### Provided records
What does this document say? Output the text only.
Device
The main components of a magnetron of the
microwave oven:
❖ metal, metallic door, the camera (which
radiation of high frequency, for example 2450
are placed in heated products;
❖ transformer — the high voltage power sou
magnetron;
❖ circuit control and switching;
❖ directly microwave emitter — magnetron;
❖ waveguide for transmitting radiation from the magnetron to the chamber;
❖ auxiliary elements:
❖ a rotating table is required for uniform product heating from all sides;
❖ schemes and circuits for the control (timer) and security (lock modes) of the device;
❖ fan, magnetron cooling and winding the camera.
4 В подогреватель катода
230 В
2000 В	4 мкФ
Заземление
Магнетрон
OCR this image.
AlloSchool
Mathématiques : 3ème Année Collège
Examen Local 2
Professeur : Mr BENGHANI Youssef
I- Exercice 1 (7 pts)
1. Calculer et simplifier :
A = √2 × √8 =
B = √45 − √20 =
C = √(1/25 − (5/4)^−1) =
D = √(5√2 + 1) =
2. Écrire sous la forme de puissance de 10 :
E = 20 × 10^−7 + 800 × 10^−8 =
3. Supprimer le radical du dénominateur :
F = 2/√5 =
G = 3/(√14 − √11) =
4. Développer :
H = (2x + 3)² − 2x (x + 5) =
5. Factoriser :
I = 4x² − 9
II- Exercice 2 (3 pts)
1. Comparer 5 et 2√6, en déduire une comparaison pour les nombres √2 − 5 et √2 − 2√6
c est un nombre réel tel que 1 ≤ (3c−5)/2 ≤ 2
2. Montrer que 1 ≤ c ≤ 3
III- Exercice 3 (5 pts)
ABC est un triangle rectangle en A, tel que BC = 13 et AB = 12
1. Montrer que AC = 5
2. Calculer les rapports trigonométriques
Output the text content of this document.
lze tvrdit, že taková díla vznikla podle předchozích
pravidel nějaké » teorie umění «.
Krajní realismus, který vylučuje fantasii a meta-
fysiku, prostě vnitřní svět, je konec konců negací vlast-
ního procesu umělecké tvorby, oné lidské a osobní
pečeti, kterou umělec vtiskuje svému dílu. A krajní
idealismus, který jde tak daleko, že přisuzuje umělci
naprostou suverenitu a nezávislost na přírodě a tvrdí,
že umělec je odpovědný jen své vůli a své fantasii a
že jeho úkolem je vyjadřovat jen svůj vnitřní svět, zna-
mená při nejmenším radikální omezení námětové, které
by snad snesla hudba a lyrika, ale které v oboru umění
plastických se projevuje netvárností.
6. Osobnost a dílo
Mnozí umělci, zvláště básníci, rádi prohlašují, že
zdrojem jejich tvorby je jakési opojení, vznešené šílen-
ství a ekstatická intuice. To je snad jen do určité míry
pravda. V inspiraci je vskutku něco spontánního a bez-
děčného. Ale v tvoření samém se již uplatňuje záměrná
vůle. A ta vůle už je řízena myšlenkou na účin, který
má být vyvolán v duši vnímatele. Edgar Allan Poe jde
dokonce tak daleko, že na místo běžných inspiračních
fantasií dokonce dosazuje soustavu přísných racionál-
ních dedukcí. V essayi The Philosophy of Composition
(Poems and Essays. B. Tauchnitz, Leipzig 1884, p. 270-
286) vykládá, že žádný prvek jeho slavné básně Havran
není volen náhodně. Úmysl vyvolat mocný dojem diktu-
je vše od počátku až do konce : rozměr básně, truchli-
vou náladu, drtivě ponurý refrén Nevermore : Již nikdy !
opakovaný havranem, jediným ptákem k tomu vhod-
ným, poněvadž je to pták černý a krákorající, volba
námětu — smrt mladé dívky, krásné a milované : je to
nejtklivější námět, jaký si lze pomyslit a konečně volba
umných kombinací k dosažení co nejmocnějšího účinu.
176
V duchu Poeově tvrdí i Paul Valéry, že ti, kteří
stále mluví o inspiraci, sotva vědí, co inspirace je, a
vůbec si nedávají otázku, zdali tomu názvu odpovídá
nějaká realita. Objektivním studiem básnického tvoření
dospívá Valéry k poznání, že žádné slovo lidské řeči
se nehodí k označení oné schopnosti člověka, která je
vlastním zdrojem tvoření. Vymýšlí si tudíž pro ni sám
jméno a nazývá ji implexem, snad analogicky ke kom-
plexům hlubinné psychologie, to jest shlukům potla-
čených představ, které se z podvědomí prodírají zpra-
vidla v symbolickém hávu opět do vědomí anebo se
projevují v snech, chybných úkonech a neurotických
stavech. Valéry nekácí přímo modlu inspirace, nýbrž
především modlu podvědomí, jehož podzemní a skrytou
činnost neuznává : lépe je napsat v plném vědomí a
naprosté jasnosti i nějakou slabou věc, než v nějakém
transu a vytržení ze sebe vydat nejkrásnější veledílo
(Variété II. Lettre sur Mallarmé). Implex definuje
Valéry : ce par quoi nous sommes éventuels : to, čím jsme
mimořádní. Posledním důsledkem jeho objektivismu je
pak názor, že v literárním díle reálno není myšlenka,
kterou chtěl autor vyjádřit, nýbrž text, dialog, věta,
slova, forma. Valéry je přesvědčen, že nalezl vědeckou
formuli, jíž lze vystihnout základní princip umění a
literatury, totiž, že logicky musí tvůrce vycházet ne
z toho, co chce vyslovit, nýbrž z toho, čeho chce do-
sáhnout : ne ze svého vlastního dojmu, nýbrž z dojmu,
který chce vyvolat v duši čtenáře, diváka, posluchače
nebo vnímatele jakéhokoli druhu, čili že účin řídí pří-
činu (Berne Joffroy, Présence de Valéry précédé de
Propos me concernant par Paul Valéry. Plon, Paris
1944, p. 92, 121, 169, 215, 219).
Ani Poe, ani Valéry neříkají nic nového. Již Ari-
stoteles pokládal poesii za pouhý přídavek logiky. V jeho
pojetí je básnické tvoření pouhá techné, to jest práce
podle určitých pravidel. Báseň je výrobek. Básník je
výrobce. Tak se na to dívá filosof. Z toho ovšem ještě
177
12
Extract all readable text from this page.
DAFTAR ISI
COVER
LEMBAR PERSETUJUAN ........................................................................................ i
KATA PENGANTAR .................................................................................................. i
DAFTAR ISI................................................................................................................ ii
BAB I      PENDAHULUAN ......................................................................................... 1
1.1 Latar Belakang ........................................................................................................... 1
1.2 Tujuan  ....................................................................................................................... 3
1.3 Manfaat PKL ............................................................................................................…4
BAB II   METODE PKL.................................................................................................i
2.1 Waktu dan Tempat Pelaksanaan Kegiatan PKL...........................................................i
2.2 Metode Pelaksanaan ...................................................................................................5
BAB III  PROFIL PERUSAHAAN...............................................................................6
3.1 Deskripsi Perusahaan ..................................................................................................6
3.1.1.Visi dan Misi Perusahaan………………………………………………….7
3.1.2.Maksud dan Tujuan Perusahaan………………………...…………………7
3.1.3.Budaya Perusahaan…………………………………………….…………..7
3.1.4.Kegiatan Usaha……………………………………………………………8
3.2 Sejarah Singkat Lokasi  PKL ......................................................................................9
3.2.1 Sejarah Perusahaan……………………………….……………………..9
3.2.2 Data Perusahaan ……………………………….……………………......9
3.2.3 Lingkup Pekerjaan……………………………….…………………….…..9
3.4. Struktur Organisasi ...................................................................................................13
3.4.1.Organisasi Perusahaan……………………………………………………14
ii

### Exercise
Print the records once more, exactly as they were given.

### Completed exercise
What does this document say? Output the text only.
Device
The main components of a magnetron of the
microwave oven:
❖ metal, metallic door, the camera (which
radiation of high frequency, for example 2450
are placed in heated products;
❖ transformer — the high voltage power sou
magnetron;
❖ circuit control and switching;
❖ directly microwave emitter — magnetron;
❖ waveguide for transmitting radiation from the magnetron to the chamber;
❖ auxiliary elements:
❖ a rotating table is required for uniform product heating from all sides;
❖ schemes and circuits for the control (timer) and security (lock modes) of the device;
❖ fan, magnetron cooling and winding the camera.
4 В подогреватель катода
230 В
2000 В	4 мкФ
Заземление
Магнетрон
OCR this image.
AlloSchool
Mathématiques : 3ème Année Collège
Examen Local 2
Professeur : Mr BENGHANI Youssef
I- Exercice 1 (7 pts)
1. Calculer et simplifier :
A = √2 × √8 =
B = √45 − √20 =
C = √(1/25 − (5/4)^−1) =
D = √(5√2 + 1) =
2. Écrire sous la forme de puissance de 10 :
E = 20 × 10^−7 + 800 × 10^−8 =
3. Supprimer le radical du dénominateur :
F = 2/√5 =
G = 3/(√14 − √11) =
4. Développer :
H = (2x + 3)² − 2x (x + 5) =
5. Factoriser :
I = 4x² − 9
II- Exercice 2 (3 pts)
1. Comparer 5 et 2√6, en déduire une comparaison pour les nombres √2 − 5 et √2 − 2√6
c est un nombre réel tel que 1 ≤ (3c−5)/2 ≤ 2
2. Montrer que 1 ≤ c ≤ 3
III- Exercice 3 (5 pts)
ABC est un triangle rectangle en A, tel que BC = 13 et AB = 12
1. Montrer que AC = 5
2. Calculer les rapports trigonométriques
Output the text content of this document.
lze tvrdit, že taková díla vznikla podle předchozích
pravidel nějaké » teorie umění «.
Krajní realismus, který vylučuje fantasii a meta-
fysiku, prostě vnitřní svět, je konec konců negací vlast-
ního procesu umělecké tvorby, oné lidské a osobní
pečeti, kterou umělec vtiskuje svému dílu. A krajní
idealismus, který jde tak daleko, že přisuzuje umělci
naprostou suverenitu a nezávislost na přírodě a tvrdí,
že umělec je odpovědný jen své vůli a své fantasii a
že jeho úkolem je vyjadřovat jen svůj vnitřní svět, zna-
mená při nejmenším radikální omezení námětové, které
by snad snesla hudba a lyrika, ale které v oboru umění
plastických se projevuje netvárností.
6. Osobnost a dílo
Mnozí umělci, zvláště básníci, rádi prohlašují, že
zdrojem jejich tvorby je jakési opojení, vznešené šílen-
ství a ekstatická intuice. To je snad jen do určité míry
pravda. V inspiraci je vskutku něco spontánního a bez-
děčného. Ale v tvoření samém se již uplatňuje záměrná
vůle. A ta vůle už je řízena myšlenkou na účin, který
má být vyvolán v duši vnímatele. Edgar Allan Poe jde
dokonce tak daleko, že na místo běžných inspiračních
fantasií dokonce dosazuje soustavu přísných racionál-
ních dedukcí. V essayi The Philosophy of Composition
(Poems and Essays. B. Tauchnitz, Leipzig 1884, p. 270-
286) vykládá, že žádný prvek jeho slavné básně Havran
není volen náhodně. Úmysl vyvolat mocný dojem diktu-
je vše od počátku až do konce : rozměr básně, truchli-
vou náladu, drtivě ponurý refrén Nevermore : Již nikdy !
opakovaný havranem, jediným ptákem k tomu vhod-
ným, poněvadž je to pták černý a krákorající, volba
námětu — smrt mladé dívky, krásné a milované : je to
nejtklivější námět, jaký si lze pomyslit a konečně volba
umných kombinací k dosažení co nejmocnějšího účinu.
176
V duchu Poeově tvrdí i Paul Valéry, že ti, kteří
stále mluví o inspiraci, sotva vědí, co inspirace je, a
vůbec si nedávají otázku, zdali tomu názvu odpovídá
nějaká realita. Objektivním studiem básnického tvoření
dospívá Valéry k poznání, že žádné slovo lidské řeči
se nehodí k označení oné schopnosti člověka, která je
vlastním zdrojem tvoření. Vymýšlí si tudíž pro ni sám
jméno a nazývá ji implexem, snad analogicky ke kom-
plexům hlubinné psychologie, to jest shlukům potla-
čených představ, které se z podvědomí prodírají zpra-
vidla v symbolickém hávu opět do vědomí anebo se
projevují v snech, chybných úkonech a neurotických
stavech. Valéry nekácí přímo modlu inspirace, nýbrž
především modlu podvědomí, jehož podzemní a skrytou
činnost neuznává : lépe je napsat v plném vědomí a
naprosté jasnosti i nějakou slabou věc, než v nějakém
transu a vytržení ze sebe vydat nejkrásnější veledílo
(Variété II. Lettre sur Mallarmé). Implex definuje
Valéry : ce par quoi nous sommes éventuels : to, čím jsme
mimořádní. Posledním důsledkem jeho objektivismu je
pak názor, že v literárním díle reálno není myšlenka,
kterou chtěl autor vyjádřit, nýbrž text, dialog, věta,
slova, forma. Valéry je přesvědčen, že nalezl vědeckou
formuli, jíž lze vystihnout základní princip umění a
literatury, totiž, že logicky musí tvůrce vycházet ne
z toho, co chce vyslovit, nýbrž z toho, čeho chce do-
sáhnout : ne ze svého vlastního dojmu, nýbrž z dojmu,
který chce vyvolat v duši čtenáře, diváka, posluchače
nebo vnímatele jakéhokoli druhu, čili že účin řídí pří-
činu (Berne Joffroy, Présence de Valéry précédé de
Propos me concernant par Paul Valéry. Plon, Paris
1944, p. 92, 121, 169, 215, 219).
Ani Poe, ani Valéry neříkají nic nového. Již Ari-
stoteles pokládal poesii za pouhý přídavek logiky. V jeho
pojetí je básnické tvoření pouhá techné, to jest práce
podle určitých pravidel. Báseň je výrobek. Básník je
výrobce. Tak se na to dívá filosof. Z toho ovšem ještě
177
12
Extract all readable text from this page.
DAFTAR ISI
COVER
LEMBAR PERSETUJUAN ........................................................................................ i
KATA PENGANTAR .................................................................................................. i
DAFTAR ISI................................................................................................................ ii
BAB I      PENDAHULUAN ......................................................................................... 1
1.1 Latar Belakang ........................................................................................................... 1
1.2 Tujuan  ....................................................................................................................... 3
1.3 Manfaat PKL ............................................................................................................…4
BAB II   METODE PKL.................................................................................................i
2.1 Waktu dan Tempat Pelaksanaan Kegiatan PKL...........................................................i
2.2 Metode Pelaksanaan ...................................................................................................5
BAB III  PROFIL PERUSAHAAN...............................................................................6
3.1 Deskripsi Perusahaan ..................................................................................................6
3.1.1.Visi dan Misi Perusahaan………………………………………………….7
3.1.2.Maksud dan Tujuan Perusahaan………………………...…………………7
3.1.3.Budaya Perusahaan…………………………………………….…………..7
3.1.4.Kegiatan Usaha……………………………………………………………8
3.2 Sejarah Singkat Lokasi  PKL ......................................................................................9
3.2.1 Sejarah Perusahaan……………………………….……………………..9
3.2.2 Data Perusahaan ……………………………….……………………......9
3.2.3 Lingkup Pekerjaan……………………………….…………………….…..9
3.4. Struktur Organisasi ...................................................................................................13
3.4.1.Organisasi Perusahaan……………………………………………………14
ii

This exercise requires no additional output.